## Record list:
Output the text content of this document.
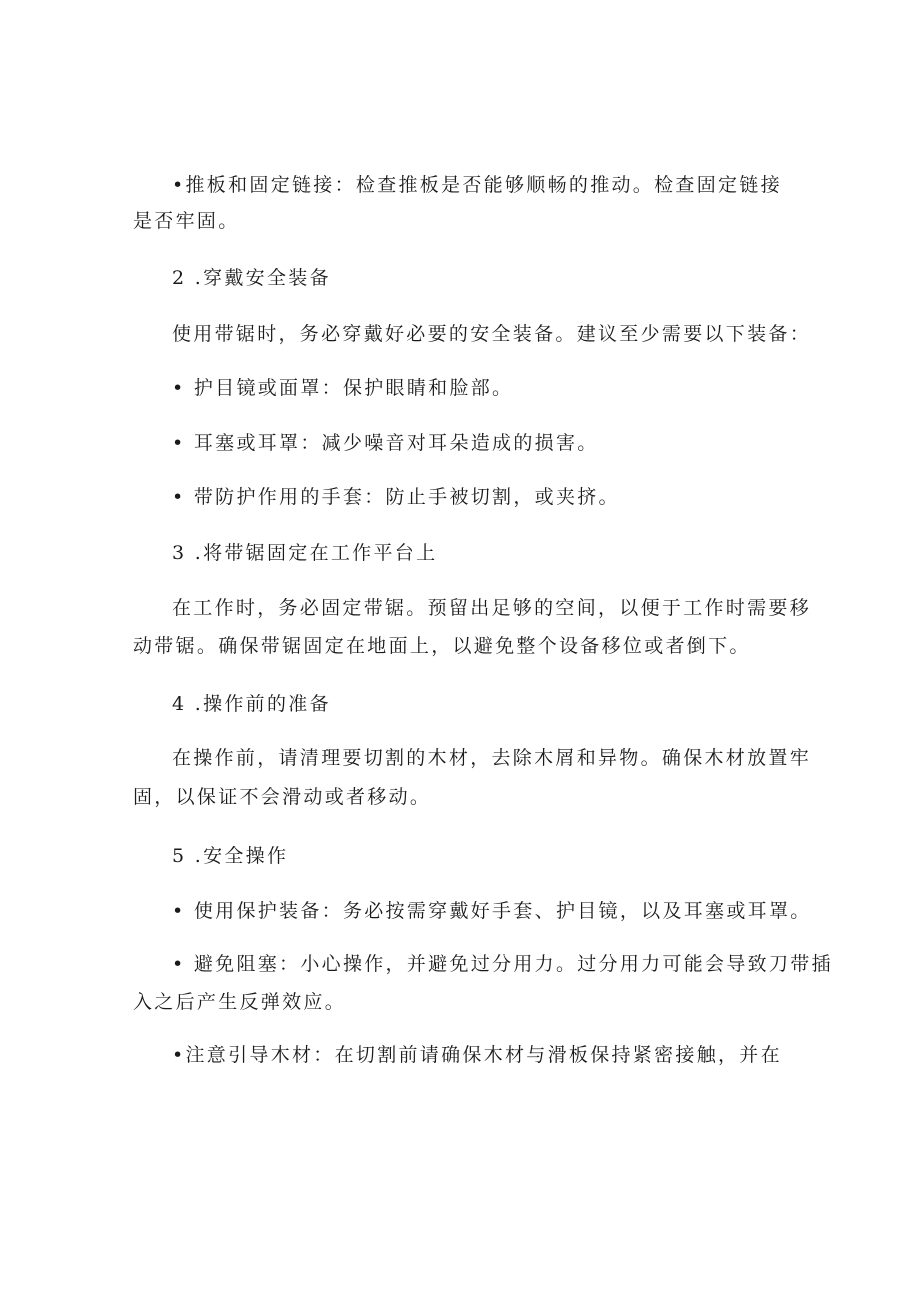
•推板和固定链接：检查推板是否能够顺畅的推动。检查固定链接
是否牢固。
2 .穿戴安全装备
使用带锯时，务必穿戴好必要的安全装备。建议至少需要以下装备：
• 护目镜或面罩：保护眼睛和脸部。
• 耳塞或耳罩：减少噪音对耳朵造成的损害。
• 带防护作用的手套：防止手被切割，或夹挤。
3 .将带锯固定在工作平台上
在工作时，务必固定带锯。预留出足够的空间，以便于工作时需要移
动带锯。确保带锯固定在地面上，以避免整个设备移位或者倒下。
4 .操作前的准备
在操作前，请清理要切割的木材，去除木屑和异物。确保木材放置牢
固，以保证不会滑动或者移动。
5 .安全操作
• 使用保护装备：务必按需穿戴好手套、护目镜，以及耳塞或耳罩。
• 避免阻塞：小心操作，并避免过分用力。过分用力可能会导致刀带插
入之后产生反弹效应。
•注意引导木材：在切割前请确保木材与滑板保持紧密接触，并在
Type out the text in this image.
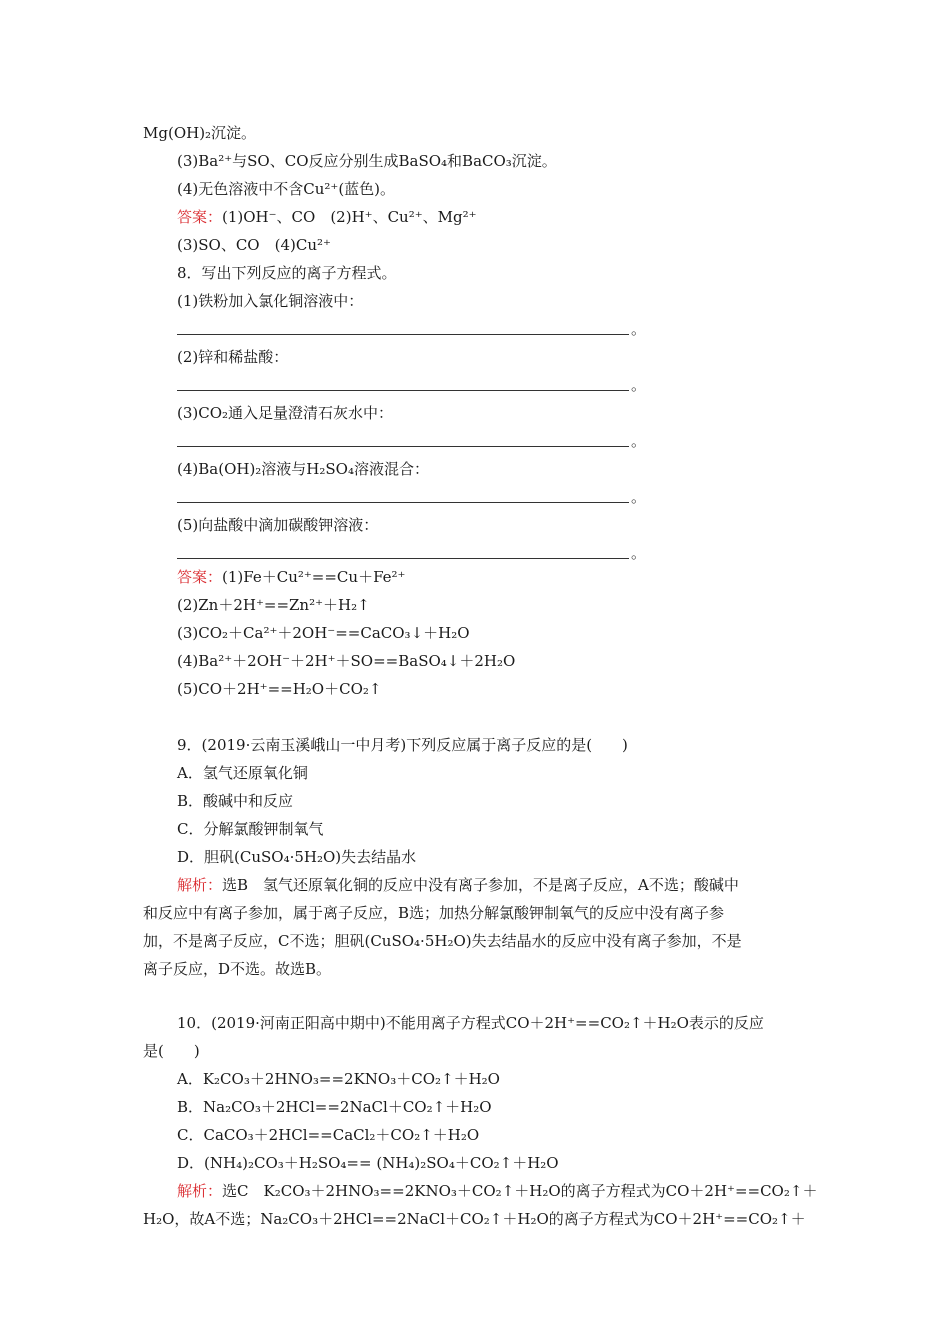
Mg(OH)₂沉淀。
(3)Ba²⁺与SO、CO反应分别生成BaSO₄和BaCO₃沉淀。
(4)无色溶液中不含Cu²⁺(蓝色)。
答案：(1)OH⁻、CO　(2)H⁺、Cu²⁺、Mg²⁺
(3)SO、CO　(4)Cu²⁺
8．写出下列反应的离子方程式。
(1)铁粉加入氯化铜溶液中：
。
(2)锌和稀盐酸：
。
(3)CO₂通入足量澄清石灰水中：
。
(4)Ba(OH)₂溶液与H₂SO₄溶液混合：
。
(5)向盐酸中滴加碳酸钾溶液：
。
答案：(1)Fe＋Cu²⁺==Cu＋Fe²⁺
(2)Zn＋2H⁺==Zn²⁺＋H₂↑
(3)CO₂＋Ca²⁺＋2OH⁻==CaCO₃↓＋H₂O
(4)Ba²⁺＋2OH⁻＋2H⁺＋SO==BaSO₄↓＋2H₂O
(5)CO＋2H⁺==H₂O＋CO₂↑
9．(2019·云南玉溪峨山一中月考)下列反应属于离子反应的是(　　)
A．氢气还原氧化铜
B．酸碱中和反应
C．分解氯酸钾制氧气
D．胆矾(CuSO₄·5H₂O)失去结晶水
解析：选B　氢气还原氧化铜的反应中没有离子参加，不是离子反应，A不选；酸碱中
和反应中有离子参加，属于离子反应，B选；加热分解氯酸钾制氧气的反应中没有离子参
加，不是离子反应，C不选；胆矾(CuSO₄·5H₂O)失去结晶水的反应中没有离子参加，不是
离子反应，D不选。故选B。
10．(2019·河南正阳高中期中)不能用离子方程式CO＋2H⁺==CO₂↑＋H₂O表示的反应
是(　　)
A．K₂CO₃＋2HNO₃==2KNO₃＋CO₂↑＋H₂O
B．Na₂CO₃＋2HCl==2NaCl＋CO₂↑＋H₂O
C．CaCO₃＋2HCl==CaCl₂＋CO₂↑＋H₂O
D．(NH₄)₂CO₃＋H₂SO₄== (NH₄)₂SO₄＋CO₂↑＋H₂O
解析：选C　K₂CO₃＋2HNO₃==2KNO₃＋CO₂↑＋H₂O的离子方程式为CO＋2H⁺==CO₂↑＋
H₂O，故A不选；Na₂CO₃＋2HCl==2NaCl＋CO₂↑＋H₂O的离子方程式为CO＋2H⁺==CO₂↑＋
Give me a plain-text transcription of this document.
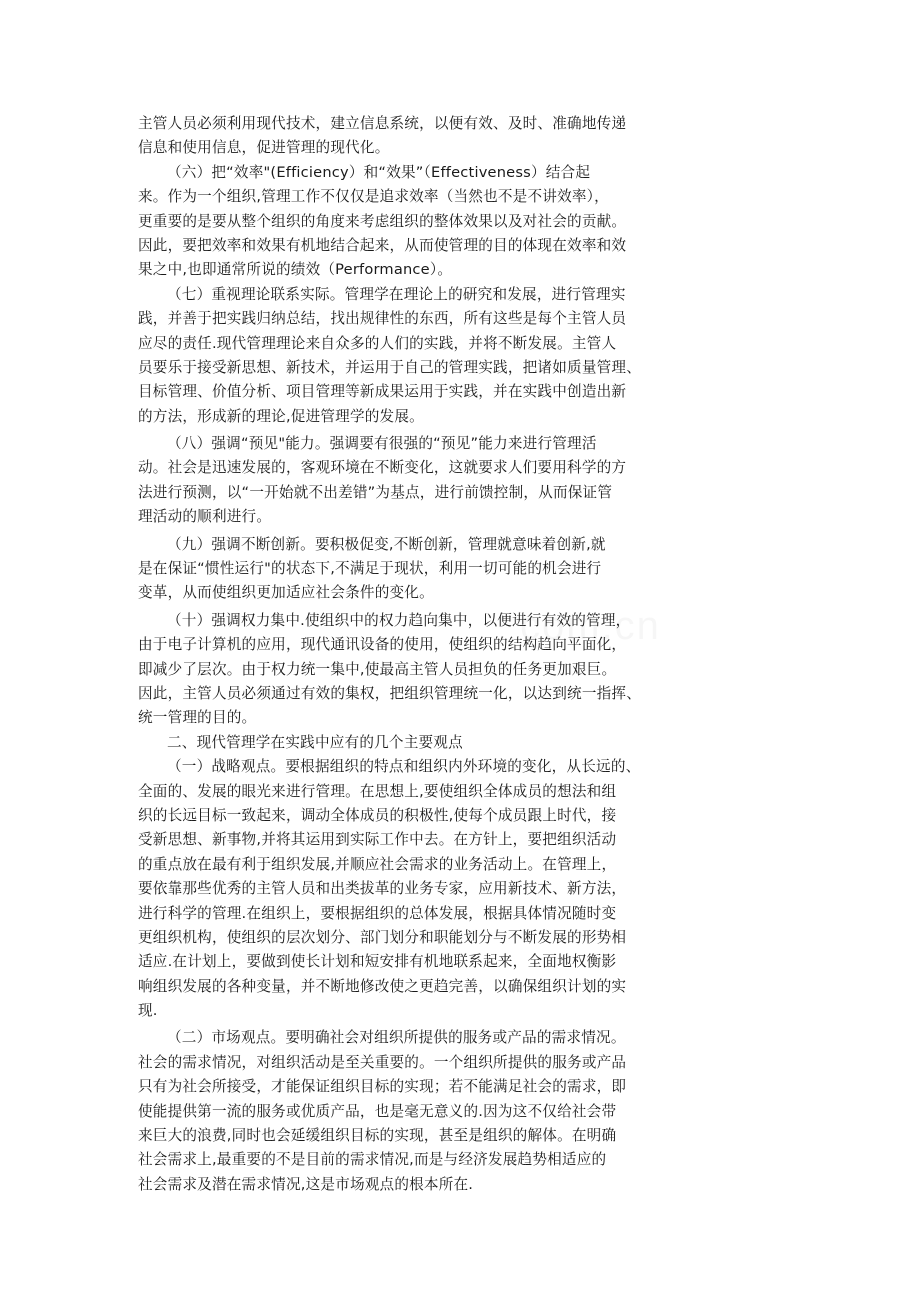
主管人员必须利用现代技术，建立信息系统，以便有效、及时、准确地传递
信息和使用信息，促进管理的现代化。
（六）把“效率"(Efficiency）和“效果”（Effectiveness）结合起
来。作为一个组织,管理工作不仅仅是追求效率（当然也不是不讲效率），
更重要的是要从整个组织的角度来考虑组织的整体效果以及对社会的贡献。
因此，要把效率和效果有机地结合起来，从而使管理的目的体现在效率和效
果之中,也即通常所说的绩效（Performance）。
（七）重视理论联系实际。管理学在理论上的研究和发展，进行管理实
践，并善于把实践归纳总结，找出规律性的东西，所有这些是每个主管人员
应尽的责任.现代管理理论来自众多的人们的实践，并将不断发展。主管人
员要乐于接受新思想、新技术，并运用于自己的管理实践，把诸如质量管理、
目标管理、价值分析、项目管理等新成果运用于实践，并在实践中创造出新
的方法，形成新的理论,促进管理学的发展。
（八）强调“预见"能力。强调要有很强的“预见”能力来进行管理活
动。社会是迅速发展的，客观环境在不断变化，这就要求人们要用科学的方
法进行预测，以“一开始就不出差错”为基点，进行前馈控制，从而保证管
理活动的顺利进行。
（九）强调不断创新。要积极促变,不断创新，管理就意味着创新,就
是在保证“惯性运行"的状态下,不满足于现状，利用一切可能的机会进行
变革，从而使组织更加适应社会条件的变化。
（十）强调权力集中.使组织中的权力趋向集中，以便进行有效的管理，
由于电子计算机的应用，现代通讯设备的使用，使组织的结构趋向平面化，
即减少了层次。由于权力统一集中,使最高主管人员担负的任务更加艰巨。
因此，主管人员必须通过有效的集权，把组织管理统一化，以达到统一指挥、
统一管理的目的。
二、现代管理学在实践中应有的几个主要观点
（一）战略观点。要根据组织的特点和组织内外环境的变化，从长远的、
全面的、发展的眼光来进行管理。在思想上,要使组织全体成员的想法和组
织的长远目标一致起来，调动全体成员的积极性,使每个成员跟上时代，接
受新思想、新事物,并将其运用到实际工作中去。在方针上，要把组织活动
的重点放在最有利于组织发展,并顺应社会需求的业务活动上。在管理上，
要依靠那些优秀的主管人员和出类拔革的业务专家，应用新技术、新方法，
进行科学的管理.在组织上，要根据组织的总体发展，根据具体情况随时变
更组织机构，使组织的层次划分、部门划分和职能划分与不断发展的形势相
适应.在计划上，要做到使长计划和短安排有机地联系起来，全面地权衡影
响组织发展的各种变量，并不断地修改使之更趋完善，以确保组织计划的实
现.
（二）市场观点。要明确社会对组织所提供的服务或产品的需求情况。
社会的需求情况，对组织活动是至关重要的。一个组织所提供的服务或产品
只有为社会所接受，才能保证组织目标的实现；若不能满足社会的需求，即
使能提供第一流的服务或优质产品，也是毫无意义的.因为这不仅给社会带
来巨大的浪费,同时也会延缓组织目标的实现，甚至是组织的解体。在明确
社会需求上,最重要的不是目前的需求情况,而是与经济发展趋势相适应的
社会需求及潜在需求情况,这是市场观点的根本所在.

## Task objective:
Pictures are to be left out; all else in the entries above is to be quoted exactly.

## Full output:
Output the text content of this document.
•推板和固定链接：检查推板是否能够顺畅的推动。检查固定链接
是否牢固。
2 .穿戴安全装备
使用带锯时，务必穿戴好必要的安全装备。建议至少需要以下装备：
• 护目镜或面罩：保护眼睛和脸部。
• 耳塞或耳罩：减少噪音对耳朵造成的损害。
• 带防护作用的手套：防止手被切割，或夹挤。
3 .将带锯固定在工作平台上
在工作时，务必固定带锯。预留出足够的空间，以便于工作时需要移
动带锯。确保带锯固定在地面上，以避免整个设备移位或者倒下。
4 .操作前的准备
在操作前，请清理要切割的木材，去除木屑和异物。确保木材放置牢
固，以保证不会滑动或者移动。
5 .安全操作
• 使用保护装备：务必按需穿戴好手套、护目镜，以及耳塞或耳罩。
• 避免阻塞：小心操作，并避免过分用力。过分用力可能会导致刀带插
入之后产生反弹效应。
•注意引导木材：在切割前请确保木材与滑板保持紧密接触，并在
Type out the text in this image.
Mg(OH)₂沉淀。
(3)Ba²⁺与SO、CO反应分别生成BaSO₄和BaCO₃沉淀。
(4)无色溶液中不含Cu²⁺(蓝色)。
答案：(1)OH⁻、CO　(2)H⁺、Cu²⁺、Mg²⁺
(3)SO、CO　(4)Cu²⁺
8．写出下列反应的离子方程式。
(1)铁粉加入氯化铜溶液中：
。
(2)锌和稀盐酸：
。
(3)CO₂通入足量澄清石灰水中：
。
(4)Ba(OH)₂溶液与H₂SO₄溶液混合：
。
(5)向盐酸中滴加碳酸钾溶液：
。
答案：(1)Fe＋Cu²⁺==Cu＋Fe²⁺
(2)Zn＋2H⁺==Zn²⁺＋H₂↑
(3)CO₂＋Ca²⁺＋2OH⁻==CaCO₃↓＋H₂O
(4)Ba²⁺＋2OH⁻＋2H⁺＋SO==BaSO₄↓＋2H₂O
(5)CO＋2H⁺==H₂O＋CO₂↑
9．(2019·云南玉溪峨山一中月考)下列反应属于离子反应的是(　　)
A．氢气还原氧化铜
B．酸碱中和反应
C．分解氯酸钾制氧气
D．胆矾(CuSO₄·5H₂O)失去结晶水
解析：选B　氢气还原氧化铜的反应中没有离子参加，不是离子反应，A不选；酸碱中
和反应中有离子参加，属于离子反应，B选；加热分解氯酸钾制氧气的反应中没有离子参
加，不是离子反应，C不选；胆矾(CuSO₄·5H₂O)失去结晶水的反应中没有离子参加，不是
离子反应，D不选。故选B。
10．(2019·河南正阳高中期中)不能用离子方程式CO＋2H⁺==CO₂↑＋H₂O表示的反应
是(　　)
A．K₂CO₃＋2HNO₃==2KNO₃＋CO₂↑＋H₂O
B．Na₂CO₃＋2HCl==2NaCl＋CO₂↑＋H₂O
C．CaCO₃＋2HCl==CaCl₂＋CO₂↑＋H₂O
D．(NH₄)₂CO₃＋H₂SO₄== (NH₄)₂SO₄＋CO₂↑＋H₂O
解析：选C　K₂CO₃＋2HNO₃==2KNO₃＋CO₂↑＋H₂O的离子方程式为CO＋2H⁺==CO₂↑＋
H₂O，故A不选；Na₂CO₃＋2HCl==2NaCl＋CO₂↑＋H₂O的离子方程式为CO＋2H⁺==CO₂↑＋
Give me a plain-text transcription of this document.
主管人员必须利用现代技术，建立信息系统，以便有效、及时、准确地传递
信息和使用信息，促进管理的现代化。
（六）把“效率"(Efficiency）和“效果”（Effectiveness）结合起
来。作为一个组织,管理工作不仅仅是追求效率（当然也不是不讲效率），
更重要的是要从整个组织的角度来考虑组织的整体效果以及对社会的贡献。
因此，要把效率和效果有机地结合起来，从而使管理的目的体现在效率和效
果之中,也即通常所说的绩效（Performance）。
（七）重视理论联系实际。管理学在理论上的研究和发展，进行管理实
践，并善于把实践归纳总结，找出规律性的东西，所有这些是每个主管人员
应尽的责任.现代管理理论来自众多的人们的实践，并将不断发展。主管人
员要乐于接受新思想、新技术，并运用于自己的管理实践，把诸如质量管理、
目标管理、价值分析、项目管理等新成果运用于实践，并在实践中创造出新
的方法，形成新的理论,促进管理学的发展。
（八）强调“预见"能力。强调要有很强的“预见”能力来进行管理活
动。社会是迅速发展的，客观环境在不断变化，这就要求人们要用科学的方
法进行预测，以“一开始就不出差错”为基点，进行前馈控制，从而保证管
理活动的顺利进行。
（九）强调不断创新。要积极促变,不断创新，管理就意味着创新,就
是在保证“惯性运行"的状态下,不满足于现状，利用一切可能的机会进行
变革，从而使组织更加适应社会条件的变化。
（十）强调权力集中.使组织中的权力趋向集中，以便进行有效的管理，
由于电子计算机的应用，现代通讯设备的使用，使组织的结构趋向平面化，
即减少了层次。由于权力统一集中,使最高主管人员担负的任务更加艰巨。
因此，主管人员必须通过有效的集权，把组织管理统一化，以达到统一指挥、
统一管理的目的。
二、现代管理学在实践中应有的几个主要观点
（一）战略观点。要根据组织的特点和组织内外环境的变化，从长远的、
全面的、发展的眼光来进行管理。在思想上,要使组织全体成员的想法和组
织的长远目标一致起来，调动全体成员的积极性,使每个成员跟上时代，接
受新思想、新事物,并将其运用到实际工作中去。在方针上，要把组织活动
的重点放在最有利于组织发展,并顺应社会需求的业务活动上。在管理上，
要依靠那些优秀的主管人员和出类拔革的业务专家，应用新技术、新方法，
进行科学的管理.在组织上，要根据组织的总体发展，根据具体情况随时变
更组织机构，使组织的层次划分、部门划分和职能划分与不断发展的形势相
适应.在计划上，要做到使长计划和短安排有机地联系起来，全面地权衡影
响组织发展的各种变量，并不断地修改使之更趋完善，以确保组织计划的实
现.
（二）市场观点。要明确社会对组织所提供的服务或产品的需求情况。
社会的需求情况，对组织活动是至关重要的。一个组织所提供的服务或产品
只有为社会所接受，才能保证组织目标的实现；若不能满足社会的需求，即
使能提供第一流的服务或优质产品，也是毫无意义的.因为这不仅给社会带
来巨大的浪费,同时也会延缓组织目标的实现，甚至是组织的解体。在明确
社会需求上,最重要的不是目前的需求情况,而是与经济发展趋势相适应的
社会需求及潜在需求情况,这是市场观点的根本所在.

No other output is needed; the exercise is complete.